■ **WHAT THE TASK ASKS**: Leave out the pictures and copy everything else in the entries exactly.

# Start of INPUT FOR THIS TASK

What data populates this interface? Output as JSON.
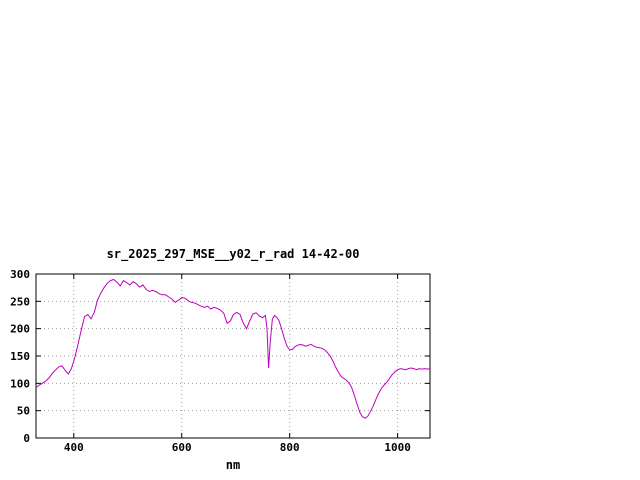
{
  "chart_data": {
    "type": "line",
    "title": "sr_2025_297_MSE__y02_r_rad 14-42-00",
    "xlabel": "nm",
    "ylabel": "",
    "xlim": [
      330,
      1060
    ],
    "ylim": [
      0,
      300
    ],
    "xticks": [
      400,
      600,
      800,
      1000
    ],
    "yticks": [
      0,
      50,
      100,
      150,
      200,
      250,
      300
    ],
    "grid": true,
    "legend": "none",
    "line_color": "#c000c0",
    "series": [
      {
        "name": "sr_2025_297_MSE__y02_r_rad 14-42-00",
        "points": [
          [
            330,
            92
          ],
          [
            336,
            97
          ],
          [
            342,
            100
          ],
          [
            348,
            104
          ],
          [
            354,
            110
          ],
          [
            360,
            118
          ],
          [
            366,
            124
          ],
          [
            372,
            130
          ],
          [
            378,
            132
          ],
          [
            384,
            124
          ],
          [
            390,
            117
          ],
          [
            396,
            128
          ],
          [
            402,
            148
          ],
          [
            408,
            172
          ],
          [
            414,
            198
          ],
          [
            420,
            222
          ],
          [
            426,
            226
          ],
          [
            432,
            218
          ],
          [
            438,
            230
          ],
          [
            444,
            252
          ],
          [
            450,
            265
          ],
          [
            456,
            275
          ],
          [
            462,
            283
          ],
          [
            468,
            288
          ],
          [
            474,
            290
          ],
          [
            480,
            285
          ],
          [
            486,
            278
          ],
          [
            492,
            288
          ],
          [
            498,
            284
          ],
          [
            504,
            280
          ],
          [
            510,
            286
          ],
          [
            516,
            282
          ],
          [
            522,
            276
          ],
          [
            528,
            280
          ],
          [
            534,
            272
          ],
          [
            540,
            268
          ],
          [
            546,
            270
          ],
          [
            552,
            268
          ],
          [
            558,
            264
          ],
          [
            564,
            262
          ],
          [
            570,
            262
          ],
          [
            576,
            258
          ],
          [
            582,
            254
          ],
          [
            588,
            248
          ],
          [
            594,
            252
          ],
          [
            600,
            257
          ],
          [
            606,
            256
          ],
          [
            612,
            251
          ],
          [
            618,
            248
          ],
          [
            624,
            247
          ],
          [
            630,
            244
          ],
          [
            636,
            241
          ],
          [
            642,
            239
          ],
          [
            648,
            241
          ],
          [
            654,
            236
          ],
          [
            660,
            239
          ],
          [
            666,
            237
          ],
          [
            672,
            234
          ],
          [
            678,
            228
          ],
          [
            684,
            210
          ],
          [
            690,
            214
          ],
          [
            696,
            226
          ],
          [
            702,
            230
          ],
          [
            708,
            226
          ],
          [
            714,
            210
          ],
          [
            720,
            200
          ],
          [
            726,
            214
          ],
          [
            732,
            227
          ],
          [
            738,
            229
          ],
          [
            744,
            223
          ],
          [
            750,
            220
          ],
          [
            755,
            224
          ],
          [
            758,
            200
          ],
          [
            761,
            128
          ],
          [
            764,
            175
          ],
          [
            768,
            218
          ],
          [
            772,
            224
          ],
          [
            776,
            221
          ],
          [
            780,
            215
          ],
          [
            785,
            200
          ],
          [
            790,
            182
          ],
          [
            795,
            168
          ],
          [
            800,
            161
          ],
          [
            805,
            162
          ],
          [
            810,
            167
          ],
          [
            815,
            170
          ],
          [
            820,
            171
          ],
          [
            825,
            170
          ],
          [
            830,
            168
          ],
          [
            835,
            170
          ],
          [
            840,
            171
          ],
          [
            845,
            168
          ],
          [
            850,
            166
          ],
          [
            855,
            165
          ],
          [
            860,
            164
          ],
          [
            865,
            161
          ],
          [
            870,
            156
          ],
          [
            875,
            150
          ],
          [
            880,
            141
          ],
          [
            885,
            130
          ],
          [
            890,
            121
          ],
          [
            895,
            113
          ],
          [
            900,
            109
          ],
          [
            905,
            106
          ],
          [
            910,
            101
          ],
          [
            915,
            92
          ],
          [
            920,
            78
          ],
          [
            925,
            62
          ],
          [
            930,
            47
          ],
          [
            935,
            39
          ],
          [
            940,
            36
          ],
          [
            945,
            40
          ],
          [
            950,
            49
          ],
          [
            955,
            59
          ],
          [
            960,
            71
          ],
          [
            965,
            82
          ],
          [
            970,
            91
          ],
          [
            975,
            97
          ],
          [
            980,
            102
          ],
          [
            985,
            109
          ],
          [
            990,
            116
          ],
          [
            995,
            121
          ],
          [
            1000,
            125
          ],
          [
            1005,
            127
          ],
          [
            1010,
            126
          ],
          [
            1015,
            125
          ],
          [
            1020,
            127
          ],
          [
            1025,
            128
          ],
          [
            1030,
            127
          ],
          [
            1035,
            125
          ],
          [
            1040,
            127
          ],
          [
            1045,
            126
          ],
          [
            1050,
            127
          ],
          [
            1055,
            126
          ],
          [
            1060,
            127
          ]
        ]
      }
    ]
  }
}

# End of INPUT FOR THIS TASK

■ **SOLUTION TO THIS EXERCISE**:
What data populates this interface? Output as JSON.
{
  "chart_data": {
    "type": "line",
    "title": "sr_2025_297_MSE__y02_r_rad 14-42-00",
    "xlabel": "nm",
    "ylabel": "",
    "xlim": [
      330,
      1060
    ],
    "ylim": [
      0,
      300
    ],
    "xticks": [
      400,
      600,
      800,
      1000
    ],
    "yticks": [
      0,
      50,
      100,
      150,
      200,
      250,
      300
    ],
    "grid": true,
    "legend": "none",
    "line_color": "#c000c0",
    "series": [
      {
        "name": "sr_2025_297_MSE__y02_r_rad 14-42-00",
        "points": [
          [
            330,
            92
          ],
          [
            336,
            97
          ],
          [
            342,
            100
          ],
          [
            348,
            104
          ],
          [
            354,
            110
          ],
          [
            360,
            118
          ],
          [
            366,
            124
          ],
          [
            372,
            130
          ],
          [
            378,
            132
          ],
          [
            384,
            124
          ],
          [
            390,
            117
          ],
          [
            396,
            128
          ],
          [
            402,
            148
          ],
          [
            408,
            172
          ],
          [
            414,
            198
          ],
          [
            420,
            222
          ],
          [
            426,
            226
          ],
          [
            432,
            218
          ],
          [
            438,
            230
          ],
          [
            444,
            252
          ],
          [
            450,
            265
          ],
          [
            456,
            275
          ],
          [
            462,
            283
          ],
          [
            468,
            288
          ],
          [
            474,
            290
          ],
          [
            480,
            285
          ],
          [
            486,
            278
          ],
          [
            492,
            288
          ],
          [
            498,
            284
          ],
          [
            504,
            280
          ],
          [
            510,
            286
          ],
          [
            516,
            282
          ],
          [
            522,
            276
          ],
          [
            528,
            280
          ],
          [
            534,
            272
          ],
          [
            540,
            268
          ],
          [
            546,
            270
          ],
          [
            552,
            268
          ],
          [
            558,
            264
          ],
          [
            564,
            262
          ],
          [
            570,
            262
          ],
          [
            576,
            258
          ],
          [
            582,
            254
          ],
          [
            588,
            248
          ],
          [
            594,
            252
          ],
          [
            600,
            257
          ],
          [
            606,
            256
          ],
          [
            612,
            251
          ],
          [
            618,
            248
          ],
          [
            624,
            247
          ],
          [
            630,
            244
          ],
          [
            636,
            241
          ],
          [
            642,
            239
          ],
          [
            648,
            241
          ],
          [
            654,
            236
          ],
          [
            660,
            239
          ],
          [
            666,
            237
          ],
          [
            672,
            234
          ],
          [
            678,
            228
          ],
          [
            684,
            210
          ],
          [
            690,
            214
          ],
          [
            696,
            226
          ],
          [
            702,
            230
          ],
          [
            708,
            226
          ],
          [
            714,
            210
          ],
          [
            720,
            200
          ],
          [
            726,
            214
          ],
          [
            732,
            227
          ],
          [
            738,
            229
          ],
          [
            744,
            223
          ],
          [
            750,
            220
          ],
          [
            755,
            224
          ],
          [
            758,
            200
          ],
          [
            761,
            128
          ],
          [
            764,
            175
          ],
          [
            768,
            218
          ],
          [
            772,
            224
          ],
          [
            776,
            221
          ],
          [
            780,
            215
          ],
          [
            785,
            200
          ],
          [
            790,
            182
          ],
          [
            795,
            168
          ],
          [
            800,
            161
          ],
          [
            805,
            162
          ],
          [
            810,
            167
          ],
          [
            815,
            170
          ],
          [
            820,
            171
          ],
          [
            825,
            170
          ],
          [
            830,
            168
          ],
          [
            835,
            170
          ],
          [
            840,
            171
          ],
          [
            845,
            168
          ],
          [
            850,
            166
          ],
          [
            855,
            165
          ],
          [
            860,
            164
          ],
          [
            865,
            161
          ],
          [
            870,
            156
          ],
          [
            875,
            150
          ],
          [
            880,
            141
          ],
          [
            885,
            130
          ],
          [
            890,
            121
          ],
          [
            895,
            113
          ],
          [
            900,
            109
          ],
          [
            905,
            106
          ],
          [
            910,
            101
          ],
          [
            915,
            92
          ],
          [
            920,
            78
          ],
          [
            925,
            62
          ],
          [
            930,
            47
          ],
          [
            935,
            39
          ],
          [
            940,
            36
          ],
          [
            945,
            40
          ],
          [
            950,
            49
          ],
          [
            955,
            59
          ],
          [
            960,
            71
          ],
          [
            965,
            82
          ],
          [
            970,
            91
          ],
          [
            975,
            97
          ],
          [
            980,
            102
          ],
          [
            985,
            109
          ],
          [
            990,
            116
          ],
          [
            995,
            121
          ],
          [
            1000,
            125
          ],
          [
            1005,
            127
          ],
          [
            1010,
            126
          ],
          [
            1015,
            125
          ],
          [
            1020,
            127
          ],
          [
            1025,
            128
          ],
          [
            1030,
            127
          ],
          [
            1035,
            125
          ],
          [
            1040,
            127
          ],
          [
            1045,
            126
          ],
          [
            1050,
            127
          ],
          [
            1055,
            126
          ],
          [
            1060,
            127
          ]
        ]
      }
    ]
  }
}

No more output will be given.